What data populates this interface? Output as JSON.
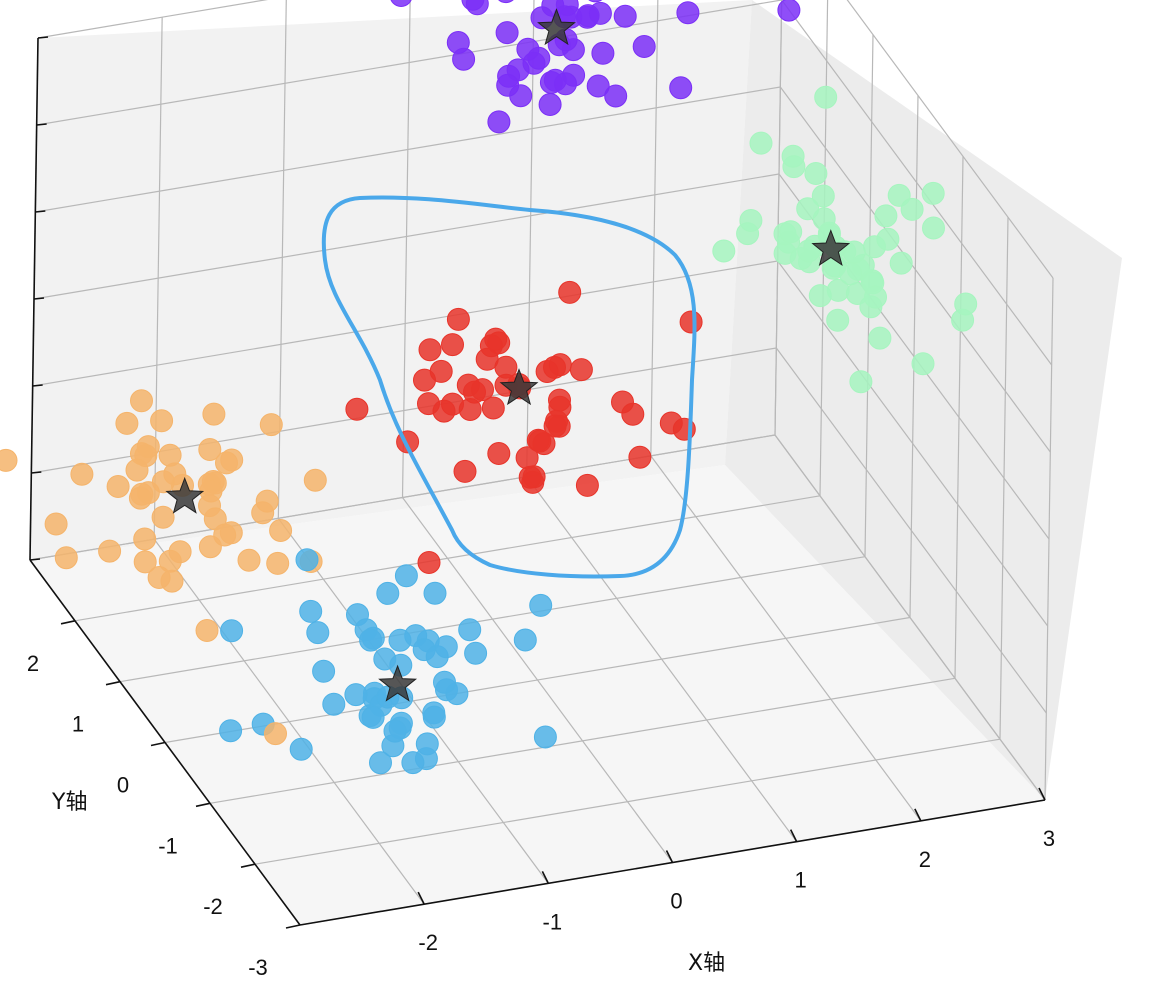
{
  "chart_data": {
    "type": "scatter",
    "projection": "3d",
    "title": "",
    "xlabel": "X轴",
    "ylabel": "Y轴",
    "zlabel": "",
    "x_ticks": [
      "-2",
      "-1",
      "0",
      "1",
      "2",
      "3"
    ],
    "y_ticks": [
      "-3",
      "-2",
      "-1",
      "0",
      "1",
      "2"
    ],
    "xlim": [
      -3,
      3
    ],
    "ylim": [
      -3,
      3
    ],
    "zlim": [
      -3,
      3
    ],
    "grid": true,
    "colors": {
      "purple": "#7b2ff7",
      "green": "#a6f5bf",
      "red": "#e8342a",
      "orange": "#f5b46b",
      "blue": "#4fb2e6",
      "center_star": "#3a3a3a",
      "lasso": "#4aa8ea"
    },
    "clusters": [
      {
        "color": "purple",
        "center": [
          1.0,
          2.5,
          2.5
        ],
        "n": 50
      },
      {
        "color": "green",
        "center": [
          2.5,
          0.5,
          1.0
        ],
        "n": 50
      },
      {
        "color": "red",
        "center": [
          0.0,
          0.5,
          0.0
        ],
        "n": 50
      },
      {
        "color": "orange",
        "center": [
          -2.5,
          1.0,
          -1.0
        ],
        "n": 50
      },
      {
        "color": "blue",
        "center": [
          -1.5,
          -1.0,
          -2.0
        ],
        "n": 50
      }
    ],
    "centers_marker": "star",
    "annotations": [
      "hand-drawn lasso selection around red cluster"
    ]
  }
}
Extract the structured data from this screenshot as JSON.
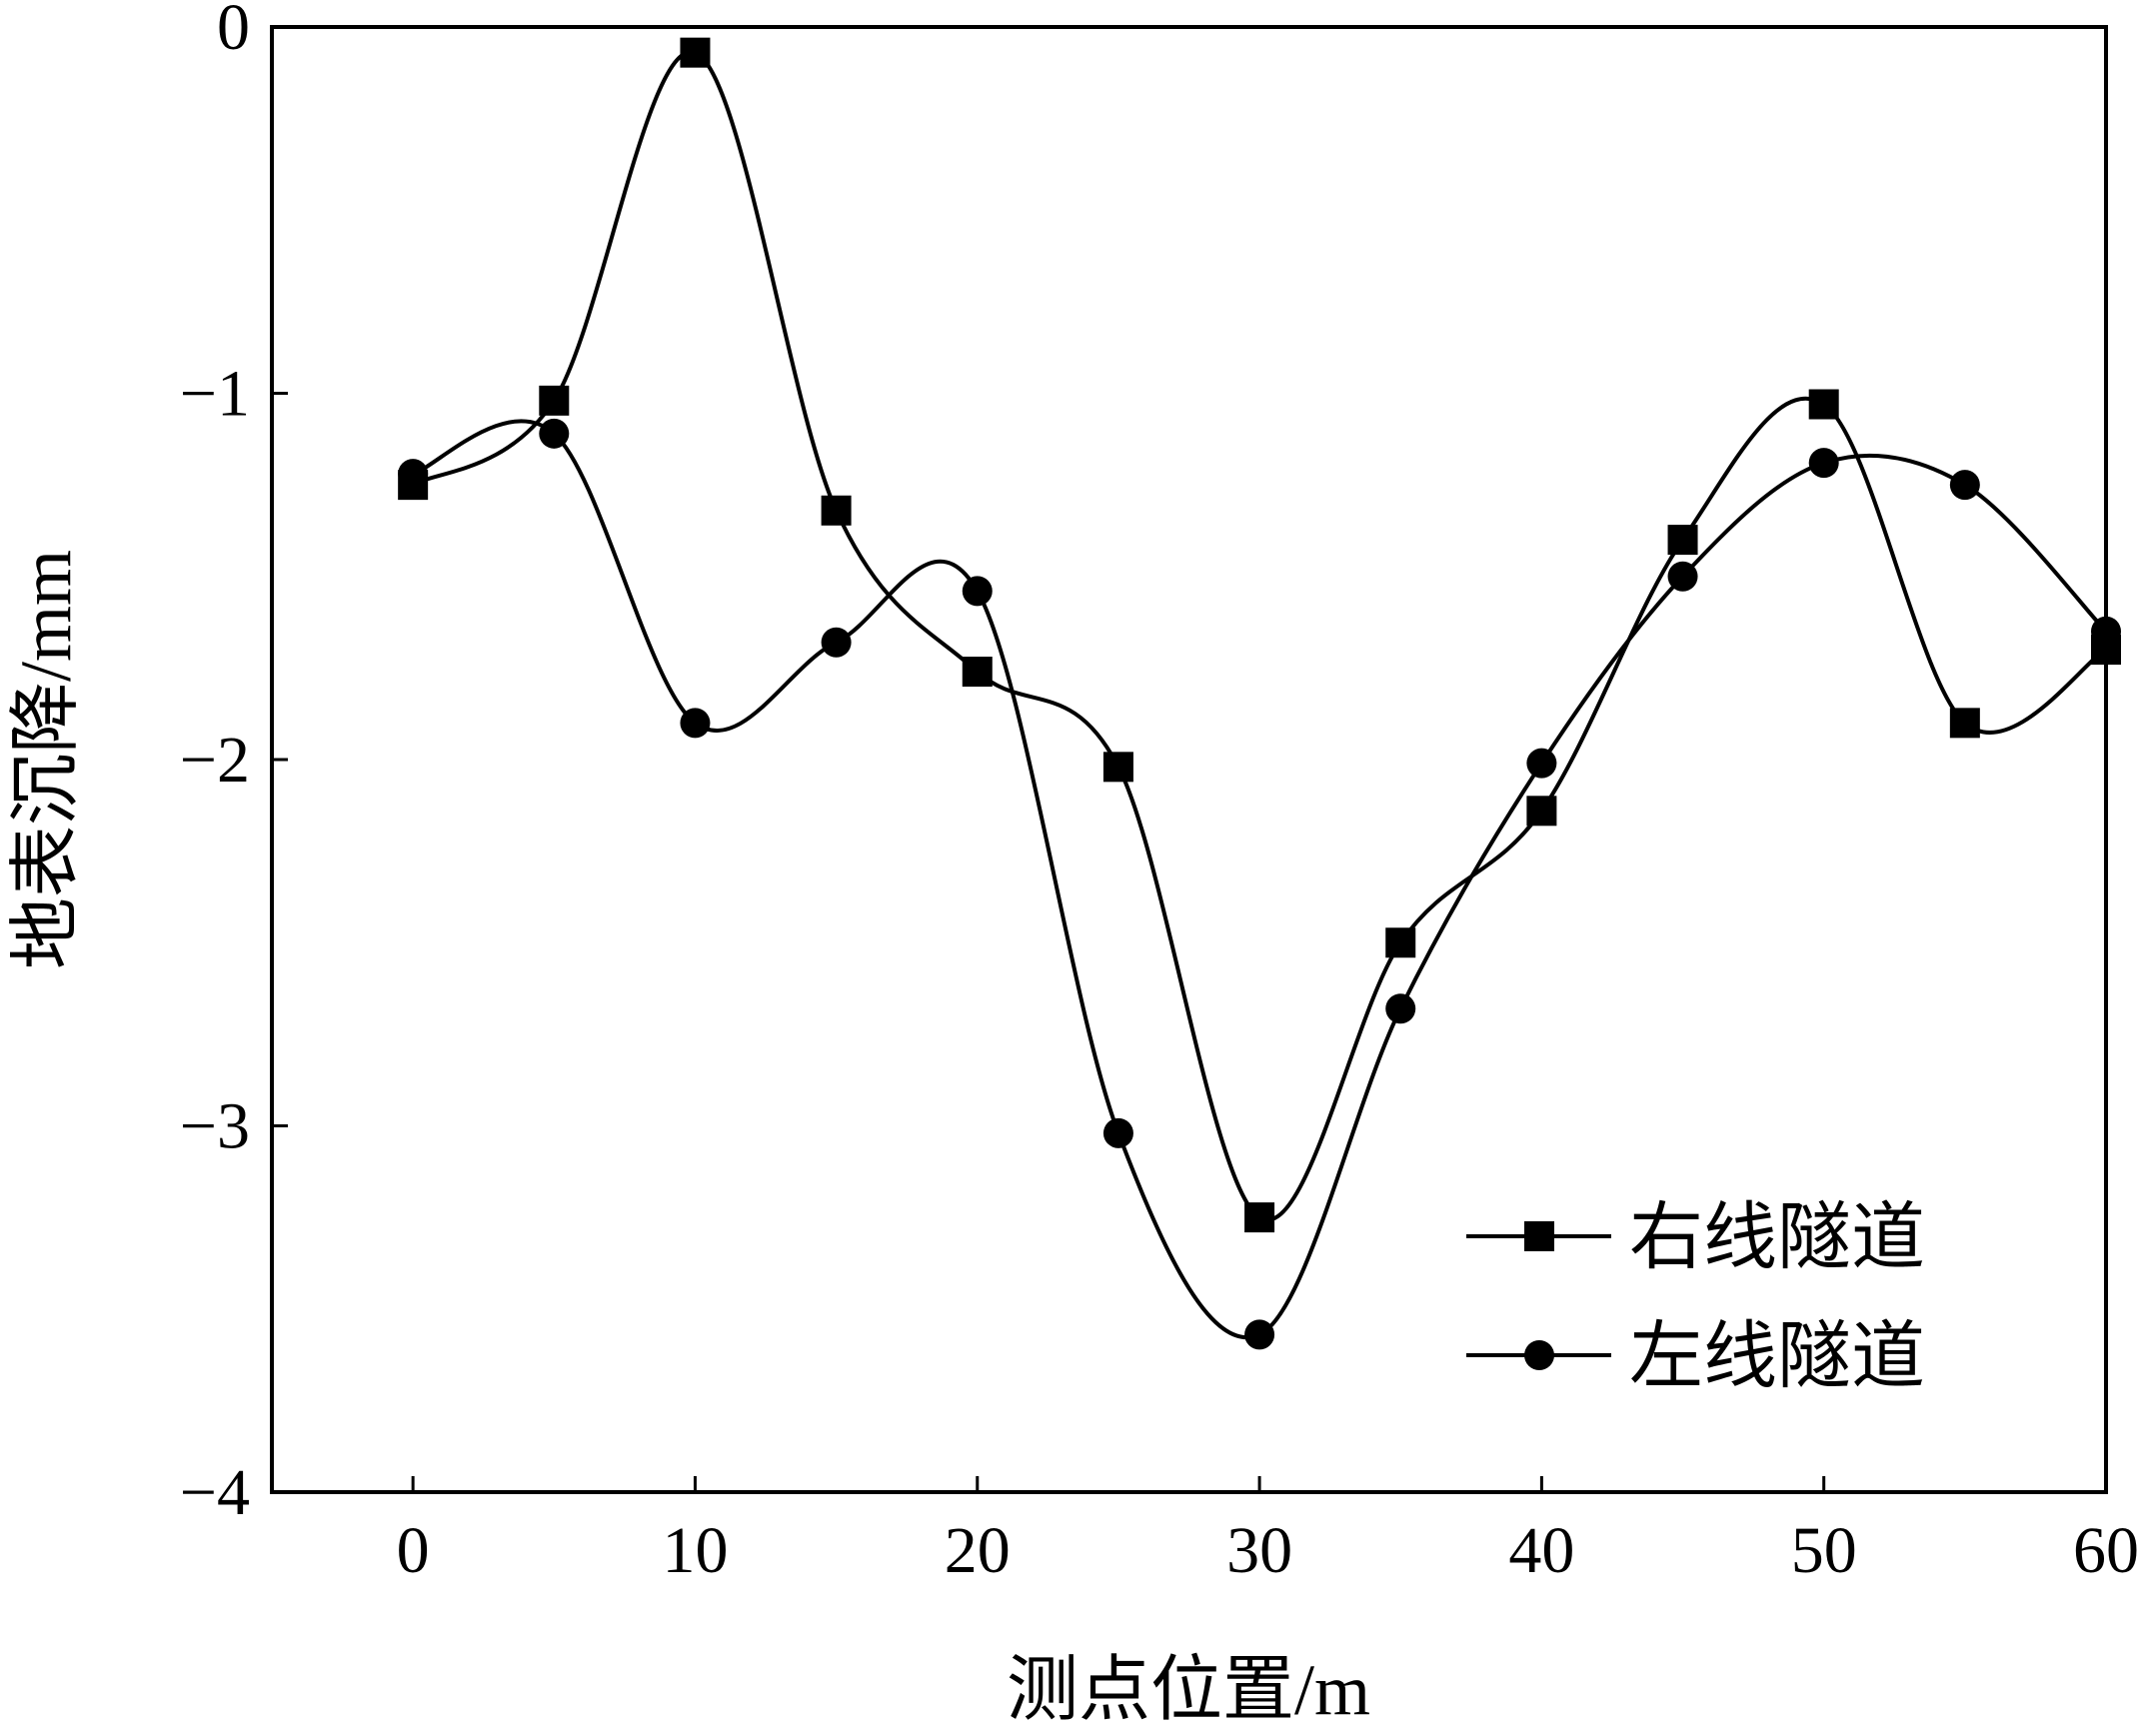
{
  "chart_data": {
    "type": "line",
    "xlabel": "测点位置/m",
    "ylabel": "地表沉降/mm",
    "xlim": [
      -5,
      60
    ],
    "ylim": [
      -4,
      0
    ],
    "xticks": [
      0,
      10,
      20,
      30,
      40,
      50,
      60
    ],
    "yticks": [
      0,
      -1,
      -2,
      -3,
      -4
    ],
    "xtick_labels": [
      "0",
      "10",
      "20",
      "30",
      "40",
      "50",
      "60"
    ],
    "ytick_labels": [
      "0",
      "−1",
      "−2",
      "−3",
      "−4"
    ],
    "grid": false,
    "legend_position": "bottom-right",
    "smooth": true,
    "series": [
      {
        "name": "右线隧道",
        "marker": "square",
        "color": "#000000",
        "x": [
          0,
          5,
          10,
          15,
          20,
          25,
          30,
          35,
          40,
          45,
          50,
          55,
          60
        ],
        "y": [
          -1.25,
          -1.02,
          -0.07,
          -1.32,
          -1.76,
          -2.02,
          -3.25,
          -2.5,
          -2.14,
          -1.4,
          -1.03,
          -1.9,
          -1.7
        ]
      },
      {
        "name": "左线隧道",
        "marker": "circle",
        "color": "#000000",
        "x": [
          0,
          5,
          10,
          15,
          20,
          25,
          30,
          35,
          40,
          45,
          50,
          55,
          60
        ],
        "y": [
          -1.22,
          -1.11,
          -1.9,
          -1.68,
          -1.54,
          -3.02,
          -3.57,
          -2.68,
          -2.01,
          -1.5,
          -1.19,
          -1.25,
          -1.65
        ]
      }
    ]
  }
}
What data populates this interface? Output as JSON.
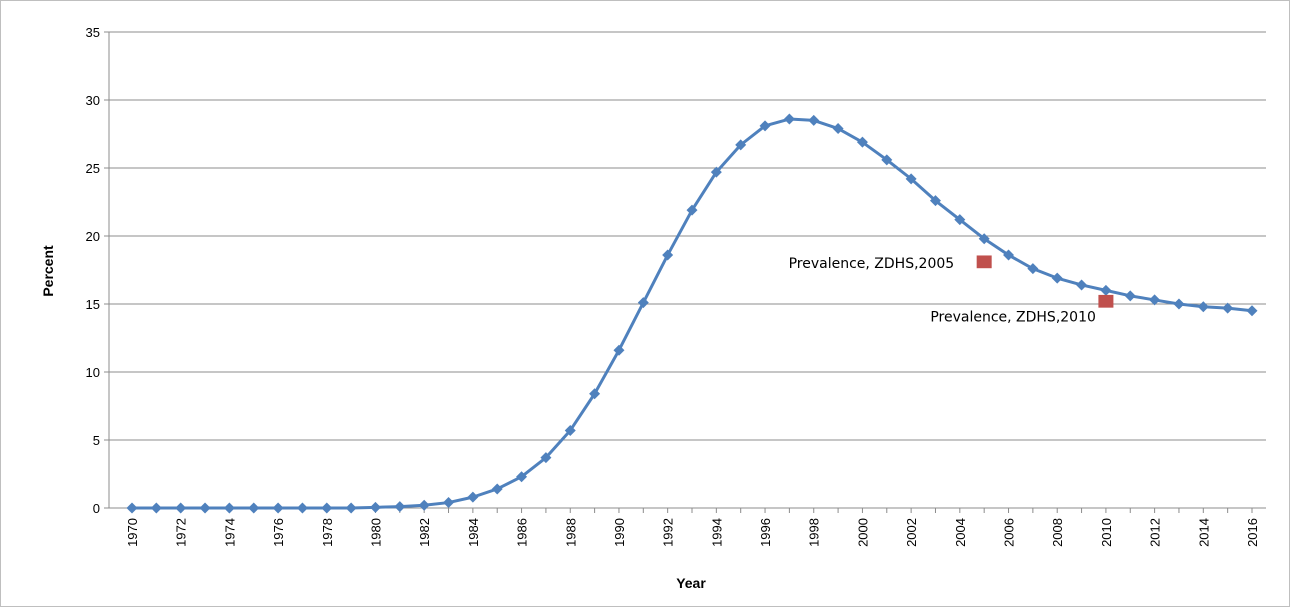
{
  "chart_data": {
    "type": "line",
    "title": "",
    "xlabel": "Year",
    "ylabel": "Percent",
    "xlim": [
      1970,
      2016
    ],
    "ylim": [
      0,
      35
    ],
    "y_ticks": [
      0,
      5,
      10,
      15,
      20,
      25,
      30,
      35
    ],
    "x_tick_labels": [
      1970,
      1972,
      1974,
      1976,
      1978,
      1980,
      1982,
      1984,
      1986,
      1988,
      1990,
      1992,
      1994,
      1996,
      1998,
      2000,
      2002,
      2004,
      2006,
      2008,
      2010,
      2012,
      2014,
      2016
    ],
    "grid": "horizontal",
    "series": [
      {
        "color": "#4f81bd",
        "marker": "diamond",
        "x": [
          1970,
          1971,
          1972,
          1973,
          1974,
          1975,
          1976,
          1977,
          1978,
          1979,
          1980,
          1981,
          1982,
          1983,
          1984,
          1985,
          1986,
          1987,
          1988,
          1989,
          1990,
          1991,
          1992,
          1993,
          1994,
          1995,
          1996,
          1997,
          1998,
          1999,
          2000,
          2001,
          2002,
          2003,
          2004,
          2005,
          2006,
          2007,
          2008,
          2009,
          2010,
          2011,
          2012,
          2013,
          2014,
          2015,
          2016
        ],
        "values": [
          0,
          0,
          0,
          0,
          0,
          0,
          0,
          0,
          0,
          0,
          0.05,
          0.1,
          0.2,
          0.4,
          0.8,
          1.4,
          2.3,
          3.7,
          5.7,
          8.4,
          11.6,
          15.1,
          18.6,
          21.9,
          24.7,
          26.7,
          28.1,
          28.6,
          28.5,
          27.9,
          26.9,
          25.6,
          24.2,
          22.6,
          21.2,
          19.8,
          18.6,
          17.6,
          16.9,
          16.4,
          16.0,
          15.6,
          15.3,
          15.0,
          14.8,
          14.7,
          14.5
        ]
      },
      {
        "color": "#c0504d",
        "marker": "square",
        "x": [
          2005,
          2010
        ],
        "values": [
          18.1,
          15.2
        ]
      }
    ],
    "annotations": [
      {
        "text": "Prevalence, ZDHS,2005",
        "x": 2005,
        "y": 18.1
      },
      {
        "text": "Prevalence, ZDHS,2010",
        "x": 2010,
        "y": 15.2
      }
    ]
  }
}
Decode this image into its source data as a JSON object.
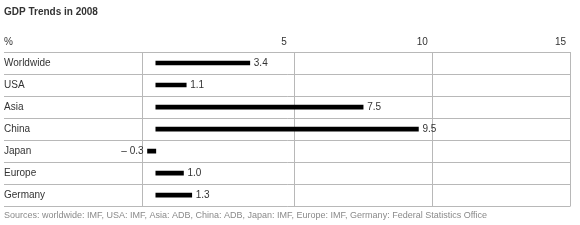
{
  "chart_data": {
    "type": "bar",
    "orientation": "horizontal",
    "title": "GDP Trends in 2008",
    "xlabel": "%",
    "source": "Sources: worldwide: IMF, USA: IMF, Asia: ADB, China: ADB, Japan: IMF, Europe: IMF, Germany: Federal Statistics Office",
    "categories": [
      "Worldwide",
      "USA",
      "Asia",
      "China",
      "Japan",
      "Europe",
      "Germany"
    ],
    "values": [
      3.4,
      1.1,
      7.5,
      9.5,
      -0.3,
      1.0,
      1.3
    ],
    "value_labels": [
      "3.4",
      "1.1",
      "7.5",
      "9.5",
      "– 0.3",
      "1.0",
      "1.3"
    ],
    "data_labels": true,
    "color": "#000000",
    "xlim": [
      -0.5,
      15
    ],
    "xticks": [
      5,
      10,
      15
    ],
    "grid": true
  }
}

•••

Directions: Quote the preceding records in their entirety, excluding every picture.

Answer below:
What data populates this interface? Output as JSON.
{
  "chart_data": {
    "type": "scatter",
    "projection": "3d",
    "title": "",
    "xlabel": "X轴",
    "ylabel": "Y轴",
    "zlabel": "",
    "x_ticks": [
      "-2",
      "-1",
      "0",
      "1",
      "2",
      "3"
    ],
    "y_ticks": [
      "-3",
      "-2",
      "-1",
      "0",
      "1",
      "2"
    ],
    "xlim": [
      -3,
      3
    ],
    "ylim": [
      -3,
      3
    ],
    "zlim": [
      -3,
      3
    ],
    "grid": true,
    "colors": {
      "purple": "#7b2ff7",
      "green": "#a6f5bf",
      "red": "#e8342a",
      "orange": "#f5b46b",
      "blue": "#4fb2e6",
      "center_star": "#3a3a3a",
      "lasso": "#4aa8ea"
    },
    "clusters": [
      {
        "color": "purple",
        "center": [
          1.0,
          2.5,
          2.5
        ],
        "n": 50
      },
      {
        "color": "green",
        "center": [
          2.5,
          0.5,
          1.0
        ],
        "n": 50
      },
      {
        "color": "red",
        "center": [
          0.0,
          0.5,
          0.0
        ],
        "n": 50
      },
      {
        "color": "orange",
        "center": [
          -2.5,
          1.0,
          -1.0
        ],
        "n": 50
      },
      {
        "color": "blue",
        "center": [
          -1.5,
          -1.0,
          -2.0
        ],
        "n": 50
      }
    ],
    "centers_marker": "star",
    "annotations": [
      "hand-drawn lasso selection around red cluster"
    ]
  }
}
Extract the structured data from this screenshot as JSON.
{
  "chart_data": {
    "type": "line",
    "xlabel": "测点位置/m",
    "ylabel": "地表沉降/mm",
    "xlim": [
      -5,
      60
    ],
    "ylim": [
      -4,
      0
    ],
    "xticks": [
      0,
      10,
      20,
      30,
      40,
      50,
      60
    ],
    "yticks": [
      0,
      -1,
      -2,
      -3,
      -4
    ],
    "xtick_labels": [
      "0",
      "10",
      "20",
      "30",
      "40",
      "50",
      "60"
    ],
    "ytick_labels": [
      "0",
      "−1",
      "−2",
      "−3",
      "−4"
    ],
    "grid": false,
    "legend_position": "bottom-right",
    "smooth": true,
    "series": [
      {
        "name": "右线隧道",
        "marker": "square",
        "color": "#000000",
        "x": [
          0,
          5,
          10,
          15,
          20,
          25,
          30,
          35,
          40,
          45,
          50,
          55,
          60
        ],
        "y": [
          -1.25,
          -1.02,
          -0.07,
          -1.32,
          -1.76,
          -2.02,
          -3.25,
          -2.5,
          -2.14,
          -1.4,
          -1.03,
          -1.9,
          -1.7
        ]
      },
      {
        "name": "左线隧道",
        "marker": "circle",
        "color": "#000000",
        "x": [
          0,
          5,
          10,
          15,
          20,
          25,
          30,
          35,
          40,
          45,
          50,
          55,
          60
        ],
        "y": [
          -1.22,
          -1.11,
          -1.9,
          -1.68,
          -1.54,
          -3.02,
          -3.57,
          -2.68,
          -2.01,
          -1.5,
          -1.19,
          -1.25,
          -1.65
        ]
      }
    ]
  }
}
What data populates this interface? Output as JSON.
{
  "chart_data": {
    "type": "line",
    "title": "",
    "xlabel": "Year",
    "ylabel": "Percent",
    "xlim": [
      1970,
      2016
    ],
    "ylim": [
      0,
      35
    ],
    "y_ticks": [
      0,
      5,
      10,
      15,
      20,
      25,
      30,
      35
    ],
    "x_tick_labels": [
      1970,
      1972,
      1974,
      1976,
      1978,
      1980,
      1982,
      1984,
      1986,
      1988,
      1990,
      1992,
      1994,
      1996,
      1998,
      2000,
      2002,
      2004,
      2006,
      2008,
      2010,
      2012,
      2014,
      2016
    ],
    "grid": "horizontal",
    "series": [
      {
        "color": "#4f81bd",
        "marker": "diamond",
        "x": [
          1970,
          1971,
          1972,
          1973,
          1974,
          1975,
          1976,
          1977,
          1978,
          1979,
          1980,
          1981,
          1982,
          1983,
          1984,
          1985,
          1986,
          1987,
          1988,
          1989,
          1990,
          1991,
          1992,
          1993,
          1994,
          1995,
          1996,
          1997,
          1998,
          1999,
          2000,
          2001,
          2002,
          2003,
          2004,
          2005,
          2006,
          2007,
          2008,
          2009,
          2010,
          2011,
          2012,
          2013,
          2014,
          2015,
          2016
        ],
        "values": [
          0,
          0,
          0,
          0,
          0,
          0,
          0,
          0,
          0,
          0,
          0.05,
          0.1,
          0.2,
          0.4,
          0.8,
          1.4,
          2.3,
          3.7,
          5.7,
          8.4,
          11.6,
          15.1,
          18.6,
          21.9,
          24.7,
          26.7,
          28.1,
          28.6,
          28.5,
          27.9,
          26.9,
          25.6,
          24.2,
          22.6,
          21.2,
          19.8,
          18.6,
          17.6,
          16.9,
          16.4,
          16.0,
          15.6,
          15.3,
          15.0,
          14.8,
          14.7,
          14.5
        ]
      },
      {
        "color": "#c0504d",
        "marker": "square",
        "x": [
          2005,
          2010
        ],
        "values": [
          18.1,
          15.2
        ]
      }
    ],
    "annotations": [
      {
        "text": "Prevalence, ZDHS,2005",
        "x": 2005,
        "y": 18.1
      },
      {
        "text": "Prevalence, ZDHS,2010",
        "x": 2010,
        "y": 15.2
      }
    ]
  }
}
Decode this image into its source data as a JSON object.
{
  "chart_data": {
    "type": "bar",
    "orientation": "horizontal",
    "title": "GDP Trends in 2008",
    "xlabel": "%",
    "source": "Sources: worldwide: IMF, USA: IMF, Asia: ADB, China: ADB, Japan: IMF, Europe: IMF, Germany: Federal Statistics Office",
    "categories": [
      "Worldwide",
      "USA",
      "Asia",
      "China",
      "Japan",
      "Europe",
      "Germany"
    ],
    "values": [
      3.4,
      1.1,
      7.5,
      9.5,
      -0.3,
      1.0,
      1.3
    ],
    "value_labels": [
      "3.4",
      "1.1",
      "7.5",
      "9.5",
      "– 0.3",
      "1.0",
      "1.3"
    ],
    "data_labels": true,
    "color": "#000000",
    "xlim": [
      -0.5,
      15
    ],
    "xticks": [
      5,
      10,
      15
    ],
    "grid": true
  }
}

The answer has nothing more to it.